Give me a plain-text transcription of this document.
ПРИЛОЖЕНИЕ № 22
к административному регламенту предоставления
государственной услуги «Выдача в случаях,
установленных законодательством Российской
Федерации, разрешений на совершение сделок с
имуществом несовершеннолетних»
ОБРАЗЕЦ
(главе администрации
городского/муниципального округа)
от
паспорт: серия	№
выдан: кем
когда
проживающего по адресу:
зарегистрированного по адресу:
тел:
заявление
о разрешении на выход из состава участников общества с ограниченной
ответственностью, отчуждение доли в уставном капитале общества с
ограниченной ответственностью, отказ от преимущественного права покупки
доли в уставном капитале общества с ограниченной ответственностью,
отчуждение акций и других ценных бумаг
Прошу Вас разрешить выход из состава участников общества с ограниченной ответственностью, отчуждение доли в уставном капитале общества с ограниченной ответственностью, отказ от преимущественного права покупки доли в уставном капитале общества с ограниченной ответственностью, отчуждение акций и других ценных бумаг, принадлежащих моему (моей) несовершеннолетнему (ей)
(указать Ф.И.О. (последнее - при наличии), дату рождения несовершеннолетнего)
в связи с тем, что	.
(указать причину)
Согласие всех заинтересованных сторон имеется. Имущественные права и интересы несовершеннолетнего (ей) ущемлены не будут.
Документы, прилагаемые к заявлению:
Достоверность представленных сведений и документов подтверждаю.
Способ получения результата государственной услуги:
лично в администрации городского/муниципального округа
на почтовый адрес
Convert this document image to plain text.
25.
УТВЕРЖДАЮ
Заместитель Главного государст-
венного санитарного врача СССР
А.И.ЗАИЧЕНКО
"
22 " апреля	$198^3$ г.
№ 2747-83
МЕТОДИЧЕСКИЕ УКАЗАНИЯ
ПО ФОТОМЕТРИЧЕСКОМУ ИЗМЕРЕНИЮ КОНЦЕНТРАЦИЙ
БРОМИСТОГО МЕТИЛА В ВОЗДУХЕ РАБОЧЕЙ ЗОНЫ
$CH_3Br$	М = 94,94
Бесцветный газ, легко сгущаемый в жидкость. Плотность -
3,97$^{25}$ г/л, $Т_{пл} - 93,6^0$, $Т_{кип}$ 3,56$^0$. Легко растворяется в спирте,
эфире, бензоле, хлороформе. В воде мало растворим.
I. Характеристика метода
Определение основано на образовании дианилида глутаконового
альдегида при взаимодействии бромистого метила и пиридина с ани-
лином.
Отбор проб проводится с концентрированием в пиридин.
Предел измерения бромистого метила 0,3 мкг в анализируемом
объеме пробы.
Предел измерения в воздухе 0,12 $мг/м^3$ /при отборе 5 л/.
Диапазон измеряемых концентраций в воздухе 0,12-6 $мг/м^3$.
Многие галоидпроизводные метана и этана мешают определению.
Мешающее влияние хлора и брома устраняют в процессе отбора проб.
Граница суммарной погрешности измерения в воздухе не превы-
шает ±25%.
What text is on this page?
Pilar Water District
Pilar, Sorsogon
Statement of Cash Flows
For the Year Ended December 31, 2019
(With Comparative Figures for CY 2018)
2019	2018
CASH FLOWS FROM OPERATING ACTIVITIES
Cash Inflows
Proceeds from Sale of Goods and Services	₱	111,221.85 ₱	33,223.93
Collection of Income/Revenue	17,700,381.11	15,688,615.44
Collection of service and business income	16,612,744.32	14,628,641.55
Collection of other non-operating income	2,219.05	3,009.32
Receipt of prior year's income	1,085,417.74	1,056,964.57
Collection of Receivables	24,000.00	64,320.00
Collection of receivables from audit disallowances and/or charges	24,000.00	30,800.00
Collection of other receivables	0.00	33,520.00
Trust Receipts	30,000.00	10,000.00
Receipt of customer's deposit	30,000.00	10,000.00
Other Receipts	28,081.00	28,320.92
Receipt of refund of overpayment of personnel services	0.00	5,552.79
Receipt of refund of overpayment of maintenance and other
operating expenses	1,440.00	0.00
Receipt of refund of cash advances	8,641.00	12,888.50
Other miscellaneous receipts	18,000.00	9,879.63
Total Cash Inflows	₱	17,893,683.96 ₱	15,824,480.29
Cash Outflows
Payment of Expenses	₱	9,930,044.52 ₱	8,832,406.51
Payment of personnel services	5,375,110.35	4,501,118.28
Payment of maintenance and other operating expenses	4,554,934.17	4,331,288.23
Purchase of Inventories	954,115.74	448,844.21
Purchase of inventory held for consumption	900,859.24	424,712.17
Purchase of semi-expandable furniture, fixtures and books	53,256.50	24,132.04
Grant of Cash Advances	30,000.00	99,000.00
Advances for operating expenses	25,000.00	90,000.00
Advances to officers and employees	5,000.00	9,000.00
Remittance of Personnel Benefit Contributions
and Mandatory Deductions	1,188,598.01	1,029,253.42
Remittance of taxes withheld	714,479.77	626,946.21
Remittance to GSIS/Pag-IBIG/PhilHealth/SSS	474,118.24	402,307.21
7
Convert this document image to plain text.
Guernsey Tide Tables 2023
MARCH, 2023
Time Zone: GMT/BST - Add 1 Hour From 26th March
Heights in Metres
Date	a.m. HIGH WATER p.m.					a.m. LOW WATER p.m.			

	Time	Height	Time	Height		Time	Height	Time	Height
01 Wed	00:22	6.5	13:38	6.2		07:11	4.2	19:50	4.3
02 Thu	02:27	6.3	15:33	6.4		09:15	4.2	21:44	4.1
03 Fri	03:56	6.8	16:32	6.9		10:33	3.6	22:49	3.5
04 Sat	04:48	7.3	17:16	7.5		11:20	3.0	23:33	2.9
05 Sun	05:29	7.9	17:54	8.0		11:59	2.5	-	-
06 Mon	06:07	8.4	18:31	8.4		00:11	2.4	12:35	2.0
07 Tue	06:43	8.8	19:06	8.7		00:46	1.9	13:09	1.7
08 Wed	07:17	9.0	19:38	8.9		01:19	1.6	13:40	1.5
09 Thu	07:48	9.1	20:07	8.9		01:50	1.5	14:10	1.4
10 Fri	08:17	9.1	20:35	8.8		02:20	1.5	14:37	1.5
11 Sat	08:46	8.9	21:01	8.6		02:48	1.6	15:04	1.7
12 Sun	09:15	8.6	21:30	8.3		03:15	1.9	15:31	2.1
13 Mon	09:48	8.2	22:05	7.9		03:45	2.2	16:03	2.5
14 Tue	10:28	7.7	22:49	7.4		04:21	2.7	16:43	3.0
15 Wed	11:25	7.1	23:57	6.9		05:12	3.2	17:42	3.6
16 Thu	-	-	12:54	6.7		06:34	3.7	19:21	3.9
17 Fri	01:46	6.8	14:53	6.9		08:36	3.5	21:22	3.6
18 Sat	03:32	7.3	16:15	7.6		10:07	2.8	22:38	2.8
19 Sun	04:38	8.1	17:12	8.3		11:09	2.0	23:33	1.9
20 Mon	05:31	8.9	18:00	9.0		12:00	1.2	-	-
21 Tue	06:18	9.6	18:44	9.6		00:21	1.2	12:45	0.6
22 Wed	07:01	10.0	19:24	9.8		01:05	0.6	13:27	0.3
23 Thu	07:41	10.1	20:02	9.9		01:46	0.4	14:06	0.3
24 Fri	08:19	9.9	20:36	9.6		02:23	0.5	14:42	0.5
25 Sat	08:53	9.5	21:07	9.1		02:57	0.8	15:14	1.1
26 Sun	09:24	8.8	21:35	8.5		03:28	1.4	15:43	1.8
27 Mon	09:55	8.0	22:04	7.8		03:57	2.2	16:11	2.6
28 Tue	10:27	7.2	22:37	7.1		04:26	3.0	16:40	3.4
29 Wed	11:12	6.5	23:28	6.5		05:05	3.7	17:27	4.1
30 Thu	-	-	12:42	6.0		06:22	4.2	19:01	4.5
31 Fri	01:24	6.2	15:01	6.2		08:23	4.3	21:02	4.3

*DIRECTIONS FOR THIS TASK*: Where a line holds "несовершеннолетнего", copy it out.

*WRITTEN REPLY*:
(указать Ф.И.О. (последнее - при наличии), дату рождения несовершеннолетнего)
Согласие всех заинтересованных сторон имеется. Имущественные права и интересы несовершеннолетнего (ей) ущемлены не будут.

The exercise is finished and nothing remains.